● AIM
Please print, unchanged, the lines of the listing below from the one containing "seat-cell[interactable] [302,148,342,184]" through the one containing "seat-cell[interactable] [342,148,382,184]".

>> begin SUPPLIED RECORDS

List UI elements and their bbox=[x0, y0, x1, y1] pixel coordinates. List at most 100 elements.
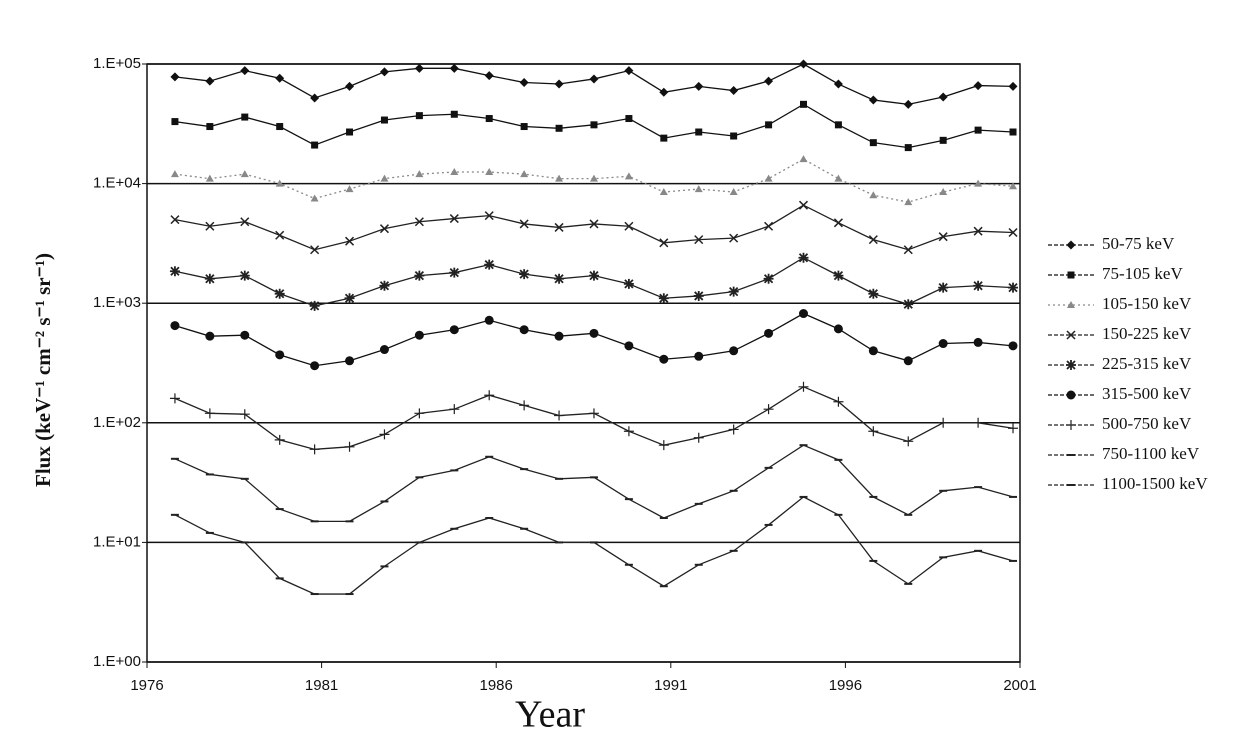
legend-label: 150-225 keV bbox=[1102, 324, 1192, 343]
marker bbox=[973, 337, 983, 347]
series-line bbox=[174, 204, 1014, 251]
marker bbox=[240, 330, 250, 340]
marker bbox=[659, 238, 669, 248]
marker bbox=[624, 66, 634, 76]
marker bbox=[414, 270, 425, 281]
marker bbox=[694, 351, 704, 361]
marker bbox=[798, 309, 808, 319]
legend-marker bbox=[1066, 360, 1076, 370]
marker bbox=[1008, 227, 1018, 238]
marker bbox=[484, 259, 495, 270]
marker bbox=[344, 293, 355, 304]
marker bbox=[868, 95, 878, 105]
legend-marker bbox=[1066, 240, 1076, 250]
marker bbox=[484, 315, 494, 325]
marker bbox=[903, 99, 913, 109]
marker bbox=[833, 79, 843, 89]
marker bbox=[903, 299, 914, 310]
x-axis-label: Year bbox=[515, 694, 585, 736]
marker bbox=[310, 361, 320, 371]
marker bbox=[414, 63, 424, 73]
marker bbox=[274, 434, 285, 445]
series bbox=[171, 100, 1017, 152]
marker bbox=[658, 440, 669, 451]
marker bbox=[241, 113, 249, 121]
marker bbox=[728, 286, 739, 297]
marker bbox=[939, 136, 947, 144]
marker bbox=[554, 410, 565, 421]
marker bbox=[764, 328, 774, 338]
legend-label: 75-105 keV bbox=[1102, 264, 1183, 283]
marker bbox=[659, 188, 668, 196]
marker bbox=[833, 218, 843, 228]
marker bbox=[904, 198, 913, 206]
marker bbox=[345, 185, 354, 193]
marker bbox=[414, 408, 425, 419]
legend-label: 1100-1500 keV bbox=[1102, 474, 1208, 493]
marker bbox=[170, 72, 180, 82]
series bbox=[170, 444, 1018, 523]
series bbox=[170, 155, 1018, 206]
marker bbox=[310, 93, 320, 103]
marker bbox=[449, 404, 460, 415]
legend-label: 315-500 keV bbox=[1102, 384, 1192, 403]
marker bbox=[938, 417, 949, 428]
marker bbox=[903, 436, 914, 447]
marker bbox=[798, 200, 809, 210]
legend-label: 500-750 keV bbox=[1102, 414, 1192, 433]
marker bbox=[554, 331, 564, 341]
marker bbox=[275, 179, 284, 187]
marker bbox=[974, 179, 983, 187]
marker bbox=[833, 324, 843, 334]
marker bbox=[938, 339, 948, 349]
marker bbox=[519, 400, 530, 411]
marker bbox=[763, 273, 774, 284]
marker bbox=[660, 134, 668, 142]
marker bbox=[310, 194, 319, 202]
marker bbox=[588, 408, 599, 419]
marker bbox=[623, 426, 634, 437]
marker bbox=[554, 222, 564, 232]
marker bbox=[204, 273, 215, 284]
marker bbox=[344, 441, 355, 452]
marker bbox=[555, 174, 564, 182]
marker bbox=[1009, 182, 1018, 190]
marker bbox=[623, 278, 634, 289]
legend-marker bbox=[1067, 301, 1075, 308]
marker bbox=[205, 174, 214, 182]
marker bbox=[834, 174, 843, 182]
marker bbox=[1009, 128, 1017, 136]
marker bbox=[239, 409, 250, 420]
marker bbox=[239, 270, 250, 281]
marker bbox=[309, 300, 320, 311]
series bbox=[170, 309, 1018, 371]
marker bbox=[449, 325, 459, 335]
marker bbox=[868, 426, 879, 437]
marker bbox=[170, 321, 180, 331]
marker bbox=[729, 346, 739, 356]
series bbox=[170, 200, 1018, 255]
legend-marker bbox=[1066, 420, 1076, 430]
x-tick-label: 1991 bbox=[654, 677, 687, 694]
marker bbox=[554, 79, 564, 89]
marker bbox=[240, 217, 250, 227]
marker bbox=[868, 346, 878, 356]
marker bbox=[450, 110, 458, 118]
marker bbox=[728, 424, 739, 435]
marker bbox=[833, 396, 844, 407]
marker bbox=[903, 245, 913, 255]
marker bbox=[520, 170, 529, 178]
marker bbox=[833, 270, 844, 281]
marker bbox=[798, 59, 808, 69]
marker bbox=[869, 191, 878, 199]
marker bbox=[554, 273, 565, 284]
legend-marker bbox=[1066, 390, 1076, 400]
marker bbox=[379, 67, 389, 77]
marker bbox=[590, 121, 598, 129]
marker bbox=[694, 81, 704, 91]
marker bbox=[973, 280, 984, 291]
marker bbox=[345, 81, 355, 91]
marker bbox=[693, 432, 704, 443]
marker bbox=[973, 226, 983, 236]
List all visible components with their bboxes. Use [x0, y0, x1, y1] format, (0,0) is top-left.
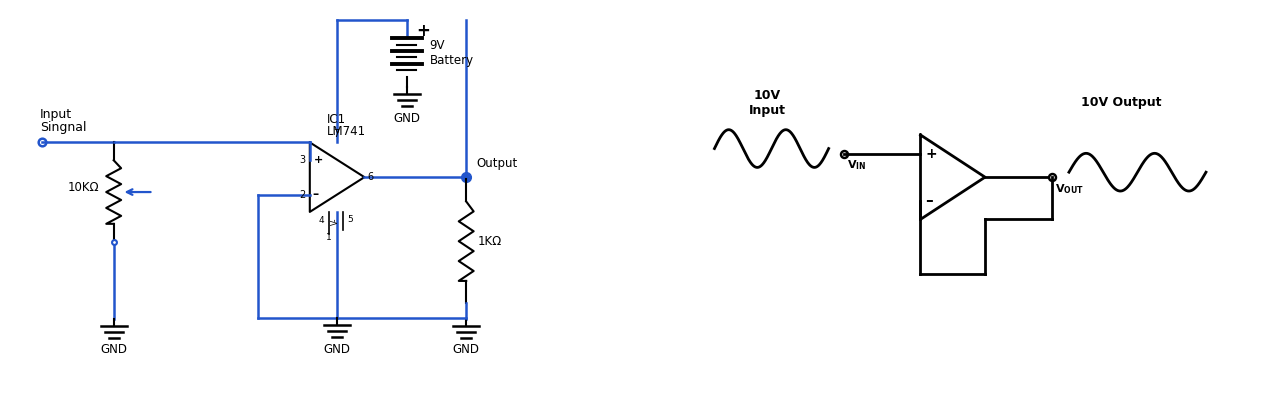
Text: 2: 2: [299, 189, 306, 200]
Text: 1KΩ: 1KΩ: [479, 235, 503, 248]
Text: LM741: LM741: [327, 125, 367, 138]
Text: 6: 6: [368, 172, 373, 182]
Text: IC1: IC1: [327, 113, 346, 126]
Text: 5: 5: [348, 215, 353, 224]
Text: Singnal: Singnal: [41, 121, 87, 135]
Text: 9V
Battery: 9V Battery: [429, 39, 474, 67]
Text: GND: GND: [323, 343, 350, 356]
Text: 1: 1: [326, 233, 332, 242]
Text: V-: V-: [331, 217, 340, 225]
Text: Input: Input: [41, 108, 73, 121]
Text: +: +: [416, 22, 430, 40]
Text: –: –: [925, 193, 933, 208]
Text: 4: 4: [318, 216, 325, 225]
Text: 10V Output: 10V Output: [1081, 96, 1162, 109]
Text: GND: GND: [101, 343, 127, 356]
Text: GND: GND: [393, 112, 420, 125]
Text: Output: Output: [476, 157, 517, 170]
Text: +: +: [925, 146, 937, 160]
Text: 10KΩ: 10KΩ: [69, 181, 99, 194]
Text: V$_{\mathbf{OUT}}$: V$_{\mathbf{OUT}}$: [1055, 182, 1085, 196]
Text: V$_{\mathbf{IN}}$: V$_{\mathbf{IN}}$: [847, 158, 866, 172]
Text: +: +: [313, 155, 323, 165]
Text: 10V
Input: 10V Input: [749, 89, 785, 117]
Text: –: –: [313, 188, 320, 201]
Text: 7: 7: [334, 129, 339, 139]
Text: GND: GND: [453, 343, 480, 356]
Text: 3: 3: [299, 155, 306, 165]
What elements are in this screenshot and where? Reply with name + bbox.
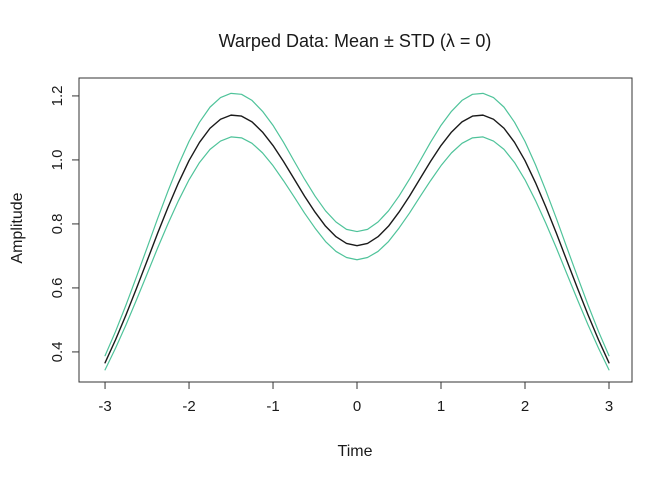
x-axis-ticks: -3 -2 -1 0 1 2 3 xyxy=(98,382,613,415)
y-axis-ticks: 0.4 0.6 0.8 1.0 1.2 xyxy=(49,85,79,362)
curve-mean-plus-std xyxy=(104,92,610,357)
curve-mean xyxy=(104,114,610,364)
y-axis-label: Amplitude xyxy=(9,192,26,263)
x-tick-label: -3 xyxy=(98,398,111,415)
plot-box xyxy=(78,77,633,383)
y-tick-label: 1.2 xyxy=(49,85,66,106)
y-tick-label: 1.0 xyxy=(49,149,66,170)
y-tick-label: 0.6 xyxy=(49,277,66,298)
x-tick-label: 3 xyxy=(605,398,613,415)
x-tick-label: -2 xyxy=(182,398,195,415)
x-tick-label: 1 xyxy=(437,398,445,415)
x-tick-label: 0 xyxy=(353,398,361,415)
x-tick-label: 2 xyxy=(521,398,529,415)
x-tick-label: -1 xyxy=(266,398,279,415)
x-axis-label: Time xyxy=(338,443,373,460)
chart-title: Warped Data: Mean ± STD (λ = 0) xyxy=(219,31,492,51)
curves xyxy=(104,92,610,371)
y-tick-label: 0.8 xyxy=(49,213,66,234)
curve-mean-minus-std xyxy=(104,136,610,371)
y-tick-label: 0.4 xyxy=(49,341,66,362)
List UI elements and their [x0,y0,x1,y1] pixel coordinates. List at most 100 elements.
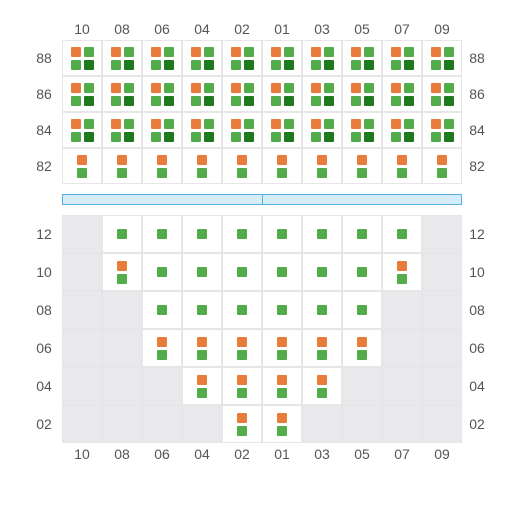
seat-cell[interactable] [302,148,342,184]
seat-cell[interactable] [342,329,382,367]
seat-cell[interactable] [342,76,382,112]
seat-cell[interactable] [102,215,142,253]
seat-cell[interactable] [182,148,222,184]
seat-cell[interactable] [182,367,222,405]
seat-cell[interactable] [342,253,382,291]
seat-cell[interactable] [302,40,342,76]
seat-cell-inactive[interactable] [62,367,102,405]
seat-cell-inactive[interactable] [62,215,102,253]
seat-cell[interactable] [222,367,262,405]
seat-cell[interactable] [222,148,262,184]
seat-cell[interactable] [222,405,262,443]
seat-cell[interactable] [102,40,142,76]
seat-cell[interactable] [182,76,222,112]
seat-cell[interactable] [182,253,222,291]
seat-cell[interactable] [182,215,222,253]
seat-cell[interactable] [222,215,262,253]
seat-cell[interactable] [262,329,302,367]
seat-cell-inactive[interactable] [142,405,182,443]
seat-cell[interactable] [102,148,142,184]
seat-cell[interactable] [422,112,462,148]
seat-cell[interactable] [382,253,422,291]
seat-cell-inactive[interactable] [62,291,102,329]
seat-cell-inactive[interactable] [382,291,422,329]
seat-cell[interactable] [222,253,262,291]
seat-cell-inactive[interactable] [382,329,422,367]
seat-cell[interactable] [222,112,262,148]
seat-cell[interactable] [142,40,182,76]
seat-cell-inactive[interactable] [102,367,142,405]
seat-cell[interactable] [422,148,462,184]
seat-cell[interactable] [262,215,302,253]
seat-cell[interactable] [342,148,382,184]
seat-cell-inactive[interactable] [422,253,462,291]
seat-cell[interactable] [382,215,422,253]
seat-cell[interactable] [182,112,222,148]
seat-cell[interactable] [262,112,302,148]
seat-cell[interactable] [262,253,302,291]
seat-cell[interactable] [302,329,342,367]
seat-cell[interactable] [302,112,342,148]
seat-cell[interactable] [262,405,302,443]
seat-cell[interactable] [182,40,222,76]
seat-cell[interactable] [382,76,422,112]
seat-cell[interactable] [142,215,182,253]
seat-cell[interactable] [262,148,302,184]
seat-cell-inactive[interactable] [342,405,382,443]
seat-cell[interactable] [382,112,422,148]
seat-cell-inactive[interactable] [422,367,462,405]
seat-cell-inactive[interactable] [102,291,142,329]
seat-cell-inactive[interactable] [422,329,462,367]
seat-cell[interactable] [62,40,102,76]
seat-cell[interactable] [222,291,262,329]
seat-cell[interactable] [342,291,382,329]
seat-cell[interactable] [222,76,262,112]
seat-cell[interactable] [62,76,102,112]
seat-cell-inactive[interactable] [182,405,222,443]
seat-cell[interactable] [342,215,382,253]
seat-cell[interactable] [182,291,222,329]
seat-cell[interactable] [142,291,182,329]
seat-cell[interactable] [422,40,462,76]
seat-cell[interactable] [62,148,102,184]
seat-cell[interactable] [302,367,342,405]
seat-cell[interactable] [102,112,142,148]
seat-cell[interactable] [422,76,462,112]
seat-cell-inactive[interactable] [142,367,182,405]
seat-cell[interactable] [262,367,302,405]
seat-cell[interactable] [302,215,342,253]
seat-cell-inactive[interactable] [62,405,102,443]
seat-cell-inactive[interactable] [102,329,142,367]
seat-cell-inactive[interactable] [422,291,462,329]
seat-cell[interactable] [142,148,182,184]
seat-cell[interactable] [342,40,382,76]
seat-cell[interactable] [142,76,182,112]
seat-cell[interactable] [142,329,182,367]
seat-cell[interactable] [382,40,422,76]
seat-cell[interactable] [342,112,382,148]
seat-cell[interactable] [142,253,182,291]
seat-cell-inactive[interactable] [62,253,102,291]
seat-cell[interactable] [222,40,262,76]
seat-cell[interactable] [302,76,342,112]
seat-cell-inactive[interactable] [102,405,142,443]
seat-cell-inactive[interactable] [342,367,382,405]
seat-cell[interactable] [302,253,342,291]
seat-cell[interactable] [262,76,302,112]
seat-cell[interactable] [142,112,182,148]
seat-cell[interactable] [262,291,302,329]
seat-cell[interactable] [102,76,142,112]
seat-cell-inactive[interactable] [382,405,422,443]
seat-cell-inactive[interactable] [422,215,462,253]
seat-cell[interactable] [182,329,222,367]
seat-cell[interactable] [262,40,302,76]
seat-cell-inactive[interactable] [302,405,342,443]
seat-cell-inactive[interactable] [62,329,102,367]
seat-cell[interactable] [102,253,142,291]
seat-cell-inactive[interactable] [422,405,462,443]
seat-cell[interactable] [222,329,262,367]
seat-cell[interactable] [62,112,102,148]
seat-cell[interactable] [382,148,422,184]
seat-cell[interactable] [302,291,342,329]
seat-cell-inactive[interactable] [382,367,422,405]
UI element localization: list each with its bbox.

>> end SUPPLIED RECORDS

● COMPLETE RESPONSE
seat-cell[interactable] [302,148,342,184]
seat-cell[interactable] [342,329,382,367]
seat-cell[interactable] [342,76,382,112]
seat-cell[interactable] [102,215,142,253]
seat-cell[interactable] [182,148,222,184]
seat-cell[interactable] [182,367,222,405]
seat-cell[interactable] [342,253,382,291]
seat-cell[interactable] [302,40,342,76]
seat-cell-inactive[interactable] [62,367,102,405]
seat-cell-inactive[interactable] [62,215,102,253]
seat-cell[interactable] [222,367,262,405]
seat-cell[interactable] [222,148,262,184]
seat-cell[interactable] [222,405,262,443]
seat-cell[interactable] [102,40,142,76]
seat-cell[interactable] [182,76,222,112]
seat-cell[interactable] [182,253,222,291]
seat-cell[interactable] [182,215,222,253]
seat-cell[interactable] [222,215,262,253]
seat-cell[interactable] [262,329,302,367]
seat-cell-inactive[interactable] [142,405,182,443]
seat-cell[interactable] [102,148,142,184]
seat-cell[interactable] [422,112,462,148]
seat-cell[interactable] [382,253,422,291]
seat-cell-inactive[interactable] [62,291,102,329]
seat-cell-inactive[interactable] [382,291,422,329]
seat-cell[interactable] [222,253,262,291]
seat-cell-inactive[interactable] [382,329,422,367]
seat-cell[interactable] [222,112,262,148]
seat-cell[interactable] [142,40,182,76]
seat-cell-inactive[interactable] [102,367,142,405]
seat-cell[interactable] [422,148,462,184]
seat-cell[interactable] [262,215,302,253]
seat-cell[interactable] [342,148,382,184]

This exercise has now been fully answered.